▶ Work to do
Please copy out the leadership passage below word for word, from start to finish.

▶ Provided passage
-- START --

But, when someone decides that just muttering “Someone should do something about this!” isn’t enough, and replaces their muttering with the internal revelation of “I need to do something about this!”, then they’ve set themselves apart from those who are ignoring the situation they’d like to see fixed. They’ve taken the first, and the most crucial baby step, toward becoming a leader.

The Challenges of Leadership

Making change happen isn’t easy. People (that would be you and I, and everyone around us) are, for the most part, comfortable enough with the way things are. More to the point, they (we) really dislike being told to change. If you’re the person who’s decided to do something to bring about a change – to make things better – then you’re the person who’s decided to rock the boat. People (and they will outnumber you) will push back. Sometimes with deliberate intent. They’d prefer if you just let the status quo alone.

And, courage becomes necessary when the pushback against the proposed change becomes stronger. An honest desire for worthy change provides no guarantee of success. Change is disruptive, and people don’t typically seek chaos. They will fight back against any attempt to drag them out of their comfort zone. They might, however, be enticed to leave their safe place if the leader’s vision is worthy of their own goals.

-- END --

▶ Page element annotations
-- START --

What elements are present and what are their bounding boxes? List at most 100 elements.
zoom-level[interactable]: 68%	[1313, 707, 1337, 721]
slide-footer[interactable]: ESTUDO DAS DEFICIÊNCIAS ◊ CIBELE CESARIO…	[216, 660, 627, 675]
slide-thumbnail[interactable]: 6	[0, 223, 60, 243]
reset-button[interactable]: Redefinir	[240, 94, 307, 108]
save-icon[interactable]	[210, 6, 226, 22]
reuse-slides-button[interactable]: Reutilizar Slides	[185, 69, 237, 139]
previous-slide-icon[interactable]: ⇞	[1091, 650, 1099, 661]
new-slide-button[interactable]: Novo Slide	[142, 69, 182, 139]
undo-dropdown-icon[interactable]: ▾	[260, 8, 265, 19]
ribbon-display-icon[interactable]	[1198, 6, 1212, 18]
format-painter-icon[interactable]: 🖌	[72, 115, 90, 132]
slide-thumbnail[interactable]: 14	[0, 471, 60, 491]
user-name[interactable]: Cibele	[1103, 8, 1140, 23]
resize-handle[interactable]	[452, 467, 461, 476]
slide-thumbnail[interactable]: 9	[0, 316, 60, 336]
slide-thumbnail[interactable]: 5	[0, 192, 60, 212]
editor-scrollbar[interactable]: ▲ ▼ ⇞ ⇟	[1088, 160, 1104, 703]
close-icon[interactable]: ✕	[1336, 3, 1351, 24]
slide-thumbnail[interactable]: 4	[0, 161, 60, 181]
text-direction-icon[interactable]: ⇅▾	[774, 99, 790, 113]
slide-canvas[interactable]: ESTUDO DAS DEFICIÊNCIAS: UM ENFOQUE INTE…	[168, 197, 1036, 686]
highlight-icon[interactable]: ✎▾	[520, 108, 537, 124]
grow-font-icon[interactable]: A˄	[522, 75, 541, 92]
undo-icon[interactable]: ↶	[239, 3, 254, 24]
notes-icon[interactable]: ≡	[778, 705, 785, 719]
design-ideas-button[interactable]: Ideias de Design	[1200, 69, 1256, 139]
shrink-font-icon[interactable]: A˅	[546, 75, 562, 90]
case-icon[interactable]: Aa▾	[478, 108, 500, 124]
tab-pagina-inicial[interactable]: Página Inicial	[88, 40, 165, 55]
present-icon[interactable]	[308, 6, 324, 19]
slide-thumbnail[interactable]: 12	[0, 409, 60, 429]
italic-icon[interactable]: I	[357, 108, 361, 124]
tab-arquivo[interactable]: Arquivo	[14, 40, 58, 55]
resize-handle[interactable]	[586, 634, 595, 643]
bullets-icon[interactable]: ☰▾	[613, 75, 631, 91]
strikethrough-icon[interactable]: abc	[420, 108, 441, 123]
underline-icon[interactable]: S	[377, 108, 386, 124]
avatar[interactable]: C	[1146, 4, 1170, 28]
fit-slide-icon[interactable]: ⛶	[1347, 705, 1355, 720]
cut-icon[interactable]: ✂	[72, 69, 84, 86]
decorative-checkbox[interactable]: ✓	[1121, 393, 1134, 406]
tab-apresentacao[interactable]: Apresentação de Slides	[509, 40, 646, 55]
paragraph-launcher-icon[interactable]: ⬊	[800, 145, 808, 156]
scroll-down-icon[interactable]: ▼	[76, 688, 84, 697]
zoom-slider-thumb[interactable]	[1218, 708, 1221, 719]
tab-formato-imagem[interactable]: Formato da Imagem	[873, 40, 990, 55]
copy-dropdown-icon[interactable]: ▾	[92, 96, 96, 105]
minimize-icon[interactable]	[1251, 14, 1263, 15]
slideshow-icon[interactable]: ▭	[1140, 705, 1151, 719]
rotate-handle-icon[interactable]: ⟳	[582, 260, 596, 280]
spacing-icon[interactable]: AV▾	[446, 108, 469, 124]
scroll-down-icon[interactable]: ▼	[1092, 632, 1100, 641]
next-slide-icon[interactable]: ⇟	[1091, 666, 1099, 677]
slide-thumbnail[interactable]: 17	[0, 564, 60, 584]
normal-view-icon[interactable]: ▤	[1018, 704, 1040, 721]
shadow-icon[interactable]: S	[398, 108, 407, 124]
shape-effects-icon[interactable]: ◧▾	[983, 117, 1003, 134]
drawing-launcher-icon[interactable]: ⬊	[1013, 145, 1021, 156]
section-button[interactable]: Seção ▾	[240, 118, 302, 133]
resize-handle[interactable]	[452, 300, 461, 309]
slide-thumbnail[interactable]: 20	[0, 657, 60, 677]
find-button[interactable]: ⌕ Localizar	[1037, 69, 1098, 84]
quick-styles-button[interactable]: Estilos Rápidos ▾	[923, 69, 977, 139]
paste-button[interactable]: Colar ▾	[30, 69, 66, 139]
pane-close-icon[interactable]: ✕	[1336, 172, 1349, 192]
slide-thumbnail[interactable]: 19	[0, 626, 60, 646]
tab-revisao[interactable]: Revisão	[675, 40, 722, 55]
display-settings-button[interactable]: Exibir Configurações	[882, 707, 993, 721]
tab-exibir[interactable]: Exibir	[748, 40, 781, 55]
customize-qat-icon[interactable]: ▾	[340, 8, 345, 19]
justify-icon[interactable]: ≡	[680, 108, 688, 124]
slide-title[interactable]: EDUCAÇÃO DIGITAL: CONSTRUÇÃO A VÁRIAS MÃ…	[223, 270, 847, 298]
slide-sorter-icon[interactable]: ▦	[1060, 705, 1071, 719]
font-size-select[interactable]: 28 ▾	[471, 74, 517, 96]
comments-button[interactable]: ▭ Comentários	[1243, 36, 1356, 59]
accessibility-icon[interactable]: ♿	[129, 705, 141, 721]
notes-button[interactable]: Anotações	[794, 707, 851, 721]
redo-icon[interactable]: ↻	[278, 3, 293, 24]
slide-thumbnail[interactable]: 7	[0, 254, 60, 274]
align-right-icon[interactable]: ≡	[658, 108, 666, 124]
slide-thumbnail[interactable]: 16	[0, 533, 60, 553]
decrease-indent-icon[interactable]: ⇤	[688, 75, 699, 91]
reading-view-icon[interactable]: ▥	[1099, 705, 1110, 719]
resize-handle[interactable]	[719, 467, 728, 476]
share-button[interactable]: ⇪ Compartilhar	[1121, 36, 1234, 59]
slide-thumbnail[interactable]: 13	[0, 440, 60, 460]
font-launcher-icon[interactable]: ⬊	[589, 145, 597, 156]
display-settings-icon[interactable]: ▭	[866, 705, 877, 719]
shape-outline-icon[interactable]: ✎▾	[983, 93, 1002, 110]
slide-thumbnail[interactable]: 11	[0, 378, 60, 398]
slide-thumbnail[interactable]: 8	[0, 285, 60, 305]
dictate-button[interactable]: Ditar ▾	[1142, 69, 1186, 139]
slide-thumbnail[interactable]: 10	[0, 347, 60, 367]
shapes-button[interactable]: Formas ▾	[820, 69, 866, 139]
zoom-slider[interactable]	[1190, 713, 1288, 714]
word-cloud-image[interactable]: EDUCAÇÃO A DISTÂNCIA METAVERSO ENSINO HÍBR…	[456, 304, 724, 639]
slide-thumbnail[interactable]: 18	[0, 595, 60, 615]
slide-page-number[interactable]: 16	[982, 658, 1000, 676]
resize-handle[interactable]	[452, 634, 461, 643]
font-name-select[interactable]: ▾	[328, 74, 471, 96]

-- END --

▶ Full response
But, when someone decides that just muttering “Someone should do something about this!” isn’t enough, and replaces their muttering with the internal revelation of “I need to do something about this!”, then they’ve set themselves apart from those who are ignoring the situation they’d like to see fixed. They’ve taken the first, and the most crucial baby step, toward becoming a leader.

The Challenges of Leadership

Making change happen isn’t easy. People (that would be you and I, and everyone around us) are, for the most part, comfortable enough with the way things are. More to the point, they (we) really dislike being told to change. If you’re the person who’s decided to do something to bring about a change – to make things better – then you’re the person who’s decided to rock the boat. People (and they will outnumber you) will push back. Sometimes with deliberate intent. They’d prefer if you just let the status quo alone.

And, courage becomes necessary when the pushback against the proposed change becomes stronger. An honest desire for worthy change provides no guarantee of success. Change is disruptive, and people don’t typically seek chaos. They will fight back against any attempt to drag them out of their comfort zone. They might, however, be enticed to leave their safe place if the leader’s vision is worthy of their own goals.